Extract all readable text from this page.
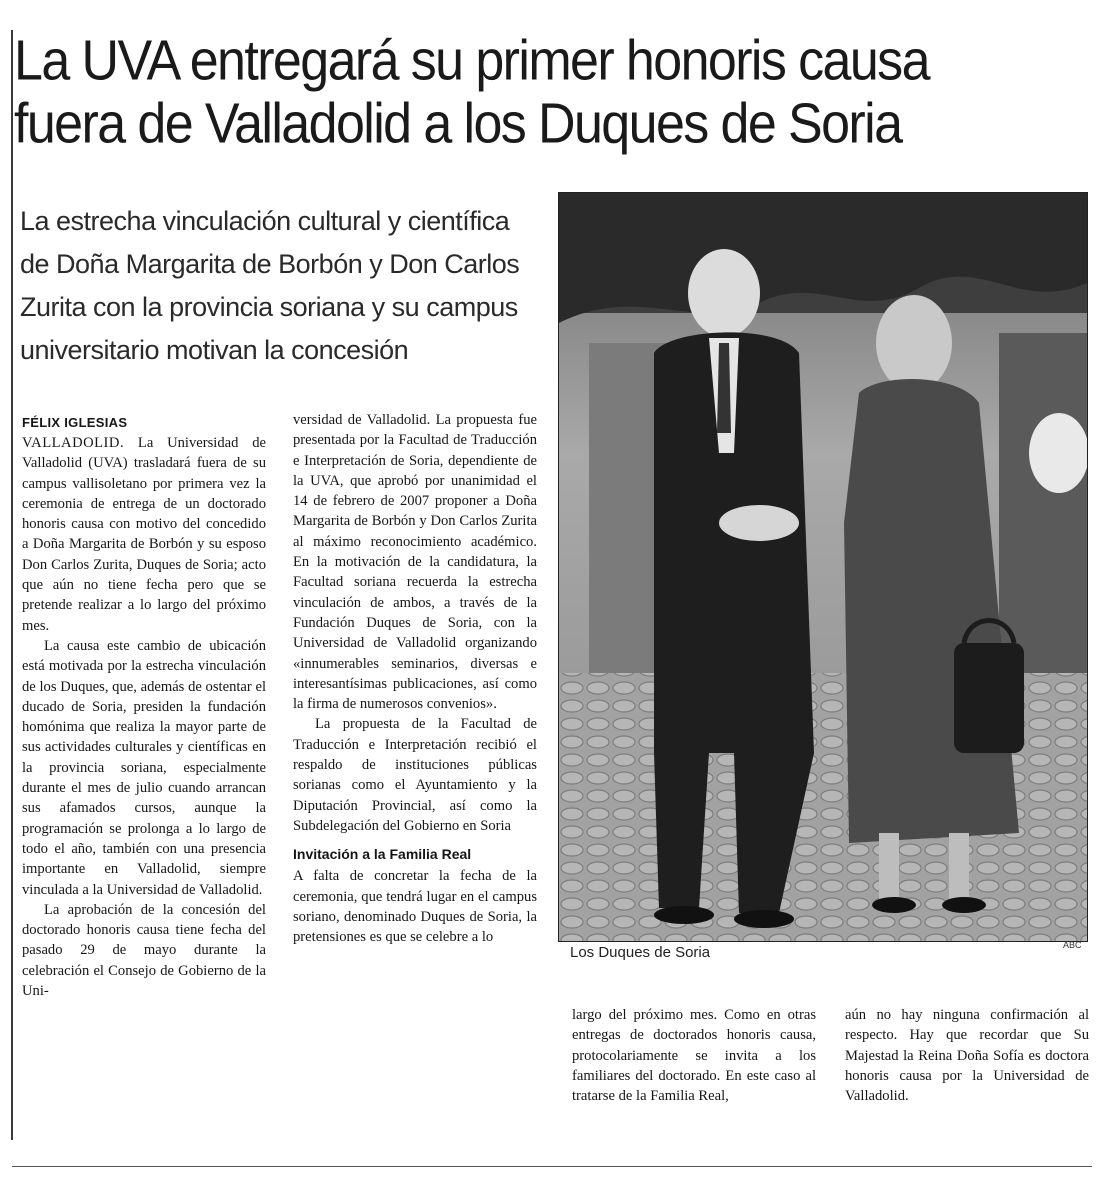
La UVA entregará su primer honoris causa
fuera de Valladolid a los Duques de Soria

La estrecha vinculación cultural y científica de Doña Margarita de Borbón y Don Carlos Zurita con la provincia soriana y su campus universitario motivan la concesión

FÉLIX IGLESIAS

VALLADOLID. La Universidad de Valladolid (UVA) trasladará fuera de su campus vallisoletano por primera vez la ceremonia de entrega de un doctorado honoris causa con motivo del concedido a Doña Margarita de Borbón y su esposo Don Carlos Zurita, Duques de Soria; acto que aún no tiene fecha pero que se pretende realizar a lo largo del próximo mes.

La causa este cambio de ubicación está motivada por la estrecha vinculación de los Duques, que, además de ostentar el ducado de Soria, presiden la fundación homónima que realiza la mayor parte de sus actividades culturales y científicas en la provincia soriana, especialmente durante el mes de julio cuando arrancan sus afamados cursos, aunque la programación se prolonga a lo largo de todo el año, también con una presencia importante en Valladolid, siempre vinculada a la Universidad de Valladolid.

La aprobación de la concesión del doctorado honoris causa tiene fecha del pasado 29 de mayo durante la celebración el Consejo de Gobierno de la Uni-

versidad de Valladolid. La propuesta fue presentada por la Facultad de Traducción e Interpretación de Soria, dependiente de la UVA, que aprobó por unanimidad el 14 de febrero de 2007 proponer a Doña Margarita de Borbón y Don Carlos Zurita al máximo reconocimiento académico. En la motivación de la candidatura, la Facultad soriana recuerda la estrecha vinculación de ambos, a través de la Fundación Duques de Soria, con la Universidad de Valladolid organizando «innumerables seminarios, diversas e interesantísimas publicaciones, así como la firma de numerosos convenios».

La propuesta de la Facultad de Traducción e Interpretación recibió el respaldo de instituciones públicas sorianas como el Ayuntamiento y la Diputación Provincial, así como la Subdelegación del Gobierno en Soria

Invitación a la Familia Real

A falta de concretar la fecha de la ceremonia, que tendrá lugar en el campus soriano, denominado Duques de Soria, la pretensiones es que se celebre a lo

largo del próximo mes. Como en otras entregas de doctorados honoris causa, protocolariamente se invita a los familiares del doctorado. En este caso al tratarse de la Familia Real,

aún no hay ninguna confirmación al respecto. Hay que recordar que Su Majestad la Reina Doña Sofía es doctora honoris causa por la Universidad de Valladolid.

ABC
Los Duques de Soria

——

TASK STATEMENT ::
Find the string "fuera" in the entries above and return each line that holds it.

WRITTEN SOLUTION ::
fuera de Valladolid a los Duques de Soria
VALLADOLID. La Universidad de Valladolid (UVA) trasladará fuera de su campus vallisoletano por primera vez la ceremonia de entrega de un doctorado honoris causa con motivo del concedido a Doña Margarita de Borbón y su esposo Don Carlos Zurita, Duques de Soria; acto que aún no tiene fecha pero que se pretende realizar a lo largo del próximo mes.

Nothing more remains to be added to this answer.